Print each of the entries exactly, leaving nothing out.

**RECORDS PROVIDED:**
* Begin *
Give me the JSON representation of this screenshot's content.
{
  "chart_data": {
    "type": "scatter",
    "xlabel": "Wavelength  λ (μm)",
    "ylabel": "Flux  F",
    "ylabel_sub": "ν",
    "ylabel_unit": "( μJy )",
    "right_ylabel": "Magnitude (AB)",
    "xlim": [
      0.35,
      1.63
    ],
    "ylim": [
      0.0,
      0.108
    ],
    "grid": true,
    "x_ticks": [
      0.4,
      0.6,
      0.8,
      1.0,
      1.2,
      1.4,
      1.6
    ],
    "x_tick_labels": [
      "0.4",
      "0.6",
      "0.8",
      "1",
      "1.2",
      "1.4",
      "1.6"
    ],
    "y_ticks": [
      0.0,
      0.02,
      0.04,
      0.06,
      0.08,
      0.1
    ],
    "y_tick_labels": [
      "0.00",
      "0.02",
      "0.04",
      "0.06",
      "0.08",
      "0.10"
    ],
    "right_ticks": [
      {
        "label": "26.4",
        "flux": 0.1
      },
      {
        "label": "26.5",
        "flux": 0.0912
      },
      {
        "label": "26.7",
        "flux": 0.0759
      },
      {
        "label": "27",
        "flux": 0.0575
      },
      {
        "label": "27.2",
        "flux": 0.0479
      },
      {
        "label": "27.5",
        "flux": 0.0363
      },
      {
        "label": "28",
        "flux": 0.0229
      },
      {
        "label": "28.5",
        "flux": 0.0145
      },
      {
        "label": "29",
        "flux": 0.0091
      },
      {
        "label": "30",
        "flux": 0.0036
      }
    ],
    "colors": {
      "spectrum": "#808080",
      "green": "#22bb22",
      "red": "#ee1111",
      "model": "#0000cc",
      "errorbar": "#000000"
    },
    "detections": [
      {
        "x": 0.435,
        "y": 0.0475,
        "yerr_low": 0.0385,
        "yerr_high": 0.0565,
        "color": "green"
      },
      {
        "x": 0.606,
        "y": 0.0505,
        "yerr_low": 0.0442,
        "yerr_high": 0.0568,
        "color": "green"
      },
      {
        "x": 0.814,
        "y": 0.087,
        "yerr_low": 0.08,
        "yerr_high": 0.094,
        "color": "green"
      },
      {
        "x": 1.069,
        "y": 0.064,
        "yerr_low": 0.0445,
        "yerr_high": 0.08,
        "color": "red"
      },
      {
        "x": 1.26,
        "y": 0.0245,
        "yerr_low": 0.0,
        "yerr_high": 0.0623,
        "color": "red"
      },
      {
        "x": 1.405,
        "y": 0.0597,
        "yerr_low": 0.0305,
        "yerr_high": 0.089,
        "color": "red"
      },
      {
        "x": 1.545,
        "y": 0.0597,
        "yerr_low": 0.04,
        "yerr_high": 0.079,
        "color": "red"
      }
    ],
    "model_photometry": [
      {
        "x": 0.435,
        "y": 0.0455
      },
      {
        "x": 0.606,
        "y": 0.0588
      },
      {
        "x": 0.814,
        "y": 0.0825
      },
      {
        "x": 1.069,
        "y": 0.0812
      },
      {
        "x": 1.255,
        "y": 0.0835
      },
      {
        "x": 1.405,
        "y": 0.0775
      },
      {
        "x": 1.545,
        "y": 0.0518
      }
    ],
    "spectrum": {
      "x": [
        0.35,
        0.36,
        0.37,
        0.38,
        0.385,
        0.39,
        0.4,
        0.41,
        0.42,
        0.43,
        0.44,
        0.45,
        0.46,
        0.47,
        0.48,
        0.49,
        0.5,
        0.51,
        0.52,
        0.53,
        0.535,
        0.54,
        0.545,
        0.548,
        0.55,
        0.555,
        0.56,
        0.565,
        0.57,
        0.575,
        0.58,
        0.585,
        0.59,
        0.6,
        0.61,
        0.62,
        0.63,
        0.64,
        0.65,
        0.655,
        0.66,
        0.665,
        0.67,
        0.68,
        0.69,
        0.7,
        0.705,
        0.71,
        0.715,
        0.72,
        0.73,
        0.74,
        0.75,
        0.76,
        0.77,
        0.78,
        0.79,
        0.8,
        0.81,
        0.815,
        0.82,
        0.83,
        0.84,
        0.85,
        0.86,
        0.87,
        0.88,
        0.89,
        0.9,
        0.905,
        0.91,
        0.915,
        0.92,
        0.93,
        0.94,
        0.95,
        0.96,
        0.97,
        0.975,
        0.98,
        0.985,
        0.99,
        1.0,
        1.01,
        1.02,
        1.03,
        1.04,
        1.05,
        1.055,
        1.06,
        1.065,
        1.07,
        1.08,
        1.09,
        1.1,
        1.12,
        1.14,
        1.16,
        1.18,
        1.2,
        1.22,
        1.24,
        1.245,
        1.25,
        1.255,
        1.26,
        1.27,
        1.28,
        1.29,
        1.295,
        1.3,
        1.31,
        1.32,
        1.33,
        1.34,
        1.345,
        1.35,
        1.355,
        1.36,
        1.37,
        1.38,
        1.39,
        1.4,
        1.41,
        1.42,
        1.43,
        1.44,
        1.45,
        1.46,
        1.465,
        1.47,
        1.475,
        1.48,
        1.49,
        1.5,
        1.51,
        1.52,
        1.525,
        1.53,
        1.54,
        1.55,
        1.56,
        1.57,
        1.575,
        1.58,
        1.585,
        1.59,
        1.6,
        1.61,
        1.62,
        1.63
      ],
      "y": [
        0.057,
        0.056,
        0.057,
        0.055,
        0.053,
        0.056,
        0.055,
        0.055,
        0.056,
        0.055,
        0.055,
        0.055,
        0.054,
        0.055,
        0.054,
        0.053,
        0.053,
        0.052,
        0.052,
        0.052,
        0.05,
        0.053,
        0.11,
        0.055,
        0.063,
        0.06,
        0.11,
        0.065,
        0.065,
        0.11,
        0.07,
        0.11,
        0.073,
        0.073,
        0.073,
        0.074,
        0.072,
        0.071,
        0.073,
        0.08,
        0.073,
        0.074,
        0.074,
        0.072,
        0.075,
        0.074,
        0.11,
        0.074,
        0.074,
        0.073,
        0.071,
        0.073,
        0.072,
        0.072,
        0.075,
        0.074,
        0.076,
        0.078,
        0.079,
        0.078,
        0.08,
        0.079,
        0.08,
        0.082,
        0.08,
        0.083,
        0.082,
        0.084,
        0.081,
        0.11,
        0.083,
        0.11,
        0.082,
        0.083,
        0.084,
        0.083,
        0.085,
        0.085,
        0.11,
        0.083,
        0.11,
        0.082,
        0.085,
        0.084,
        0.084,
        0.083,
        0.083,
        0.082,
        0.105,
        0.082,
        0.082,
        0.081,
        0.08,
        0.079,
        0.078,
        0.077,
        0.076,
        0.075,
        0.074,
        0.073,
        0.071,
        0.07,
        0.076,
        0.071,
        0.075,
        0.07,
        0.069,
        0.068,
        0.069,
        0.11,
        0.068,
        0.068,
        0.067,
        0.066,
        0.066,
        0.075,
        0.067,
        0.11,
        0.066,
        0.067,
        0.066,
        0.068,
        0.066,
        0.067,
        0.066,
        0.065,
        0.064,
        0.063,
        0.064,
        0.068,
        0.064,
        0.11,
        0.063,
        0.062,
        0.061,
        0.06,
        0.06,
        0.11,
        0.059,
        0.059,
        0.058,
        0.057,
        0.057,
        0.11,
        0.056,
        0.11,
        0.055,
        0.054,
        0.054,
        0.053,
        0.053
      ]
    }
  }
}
* End *
**RIGHT ANSWER:**
Give me the JSON representation of this screenshot's content.
{
  "chart_data": {
    "type": "scatter",
    "xlabel": "Wavelength  λ (μm)",
    "ylabel": "Flux  F",
    "ylabel_sub": "ν",
    "ylabel_unit": "( μJy )",
    "right_ylabel": "Magnitude (AB)",
    "xlim": [
      0.35,
      1.63
    ],
    "ylim": [
      0.0,
      0.108
    ],
    "grid": true,
    "x_ticks": [
      0.4,
      0.6,
      0.8,
      1.0,
      1.2,
      1.4,
      1.6
    ],
    "x_tick_labels": [
      "0.4",
      "0.6",
      "0.8",
      "1",
      "1.2",
      "1.4",
      "1.6"
    ],
    "y_ticks": [
      0.0,
      0.02,
      0.04,
      0.06,
      0.08,
      0.1
    ],
    "y_tick_labels": [
      "0.00",
      "0.02",
      "0.04",
      "0.06",
      "0.08",
      "0.10"
    ],
    "right_ticks": [
      {
        "label": "26.4",
        "flux": 0.1
      },
      {
        "label": "26.5",
        "flux": 0.0912
      },
      {
        "label": "26.7",
        "flux": 0.0759
      },
      {
        "label": "27",
        "flux": 0.0575
      },
      {
        "label": "27.2",
        "flux": 0.0479
      },
      {
        "label": "27.5",
        "flux": 0.0363
      },
      {
        "label": "28",
        "flux": 0.0229
      },
      {
        "label": "28.5",
        "flux": 0.0145
      },
      {
        "label": "29",
        "flux": 0.0091
      },
      {
        "label": "30",
        "flux": 0.0036
      }
    ],
    "colors": {
      "spectrum": "#808080",
      "green": "#22bb22",
      "red": "#ee1111",
      "model": "#0000cc",
      "errorbar": "#000000"
    },
    "detections": [
      {
        "x": 0.435,
        "y": 0.0475,
        "yerr_low": 0.0385,
        "yerr_high": 0.0565,
        "color": "green"
      },
      {
        "x": 0.606,
        "y": 0.0505,
        "yerr_low": 0.0442,
        "yerr_high": 0.0568,
        "color": "green"
      },
      {
        "x": 0.814,
        "y": 0.087,
        "yerr_low": 0.08,
        "yerr_high": 0.094,
        "color": "green"
      },
      {
        "x": 1.069,
        "y": 0.064,
        "yerr_low": 0.0445,
        "yerr_high": 0.08,
        "color": "red"
      },
      {
        "x": 1.26,
        "y": 0.0245,
        "yerr_low": 0.0,
        "yerr_high": 0.0623,
        "color": "red"
      },
      {
        "x": 1.405,
        "y": 0.0597,
        "yerr_low": 0.0305,
        "yerr_high": 0.089,
        "color": "red"
      },
      {
        "x": 1.545,
        "y": 0.0597,
        "yerr_low": 0.04,
        "yerr_high": 0.079,
        "color": "red"
      }
    ],
    "model_photometry": [
      {
        "x": 0.435,
        "y": 0.0455
      },
      {
        "x": 0.606,
        "y": 0.0588
      },
      {
        "x": 0.814,
        "y": 0.0825
      },
      {
        "x": 1.069,
        "y": 0.0812
      },
      {
        "x": 1.255,
        "y": 0.0835
      },
      {
        "x": 1.405,
        "y": 0.0775
      },
      {
        "x": 1.545,
        "y": 0.0518
      }
    ],
    "spectrum": {
      "x": [
        0.35,
        0.36,
        0.37,
        0.38,
        0.385,
        0.39,
        0.4,
        0.41,
        0.42,
        0.43,
        0.44,
        0.45,
        0.46,
        0.47,
        0.48,
        0.49,
        0.5,
        0.51,
        0.52,
        0.53,
        0.535,
        0.54,
        0.545,
        0.548,
        0.55,
        0.555,
        0.56,
        0.565,
        0.57,
        0.575,
        0.58,
        0.585,
        0.59,
        0.6,
        0.61,
        0.62,
        0.63,
        0.64,
        0.65,
        0.655,
        0.66,
        0.665,
        0.67,
        0.68,
        0.69,
        0.7,
        0.705,
        0.71,
        0.715,
        0.72,
        0.73,
        0.74,
        0.75,
        0.76,
        0.77,
        0.78,
        0.79,
        0.8,
        0.81,
        0.815,
        0.82,
        0.83,
        0.84,
        0.85,
        0.86,
        0.87,
        0.88,
        0.89,
        0.9,
        0.905,
        0.91,
        0.915,
        0.92,
        0.93,
        0.94,
        0.95,
        0.96,
        0.97,
        0.975,
        0.98,
        0.985,
        0.99,
        1.0,
        1.01,
        1.02,
        1.03,
        1.04,
        1.05,
        1.055,
        1.06,
        1.065,
        1.07,
        1.08,
        1.09,
        1.1,
        1.12,
        1.14,
        1.16,
        1.18,
        1.2,
        1.22,
        1.24,
        1.245,
        1.25,
        1.255,
        1.26,
        1.27,
        1.28,
        1.29,
        1.295,
        1.3,
        1.31,
        1.32,
        1.33,
        1.34,
        1.345,
        1.35,
        1.355,
        1.36,
        1.37,
        1.38,
        1.39,
        1.4,
        1.41,
        1.42,
        1.43,
        1.44,
        1.45,
        1.46,
        1.465,
        1.47,
        1.475,
        1.48,
        1.49,
        1.5,
        1.51,
        1.52,
        1.525,
        1.53,
        1.54,
        1.55,
        1.56,
        1.57,
        1.575,
        1.58,
        1.585,
        1.59,
        1.6,
        1.61,
        1.62,
        1.63
      ],
      "y": [
        0.057,
        0.056,
        0.057,
        0.055,
        0.053,
        0.056,
        0.055,
        0.055,
        0.056,
        0.055,
        0.055,
        0.055,
        0.054,
        0.055,
        0.054,
        0.053,
        0.053,
        0.052,
        0.052,
        0.052,
        0.05,
        0.053,
        0.11,
        0.055,
        0.063,
        0.06,
        0.11,
        0.065,
        0.065,
        0.11,
        0.07,
        0.11,
        0.073,
        0.073,
        0.073,
        0.074,
        0.072,
        0.071,
        0.073,
        0.08,
        0.073,
        0.074,
        0.074,
        0.072,
        0.075,
        0.074,
        0.11,
        0.074,
        0.074,
        0.073,
        0.071,
        0.073,
        0.072,
        0.072,
        0.075,
        0.074,
        0.076,
        0.078,
        0.079,
        0.078,
        0.08,
        0.079,
        0.08,
        0.082,
        0.08,
        0.083,
        0.082,
        0.084,
        0.081,
        0.11,
        0.083,
        0.11,
        0.082,
        0.083,
        0.084,
        0.083,
        0.085,
        0.085,
        0.11,
        0.083,
        0.11,
        0.082,
        0.085,
        0.084,
        0.084,
        0.083,
        0.083,
        0.082,
        0.105,
        0.082,
        0.082,
        0.081,
        0.08,
        0.079,
        0.078,
        0.077,
        0.076,
        0.075,
        0.074,
        0.073,
        0.071,
        0.07,
        0.076,
        0.071,
        0.075,
        0.07,
        0.069,
        0.068,
        0.069,
        0.11,
        0.068,
        0.068,
        0.067,
        0.066,
        0.066,
        0.075,
        0.067,
        0.11,
        0.066,
        0.067,
        0.066,
        0.068,
        0.066,
        0.067,
        0.066,
        0.065,
        0.064,
        0.063,
        0.064,
        0.068,
        0.064,
        0.11,
        0.063,
        0.062,
        0.061,
        0.06,
        0.06,
        0.11,
        0.059,
        0.059,
        0.058,
        0.057,
        0.057,
        0.11,
        0.056,
        0.11,
        0.055,
        0.054,
        0.054,
        0.053,
        0.053
      ]
    }
  }
}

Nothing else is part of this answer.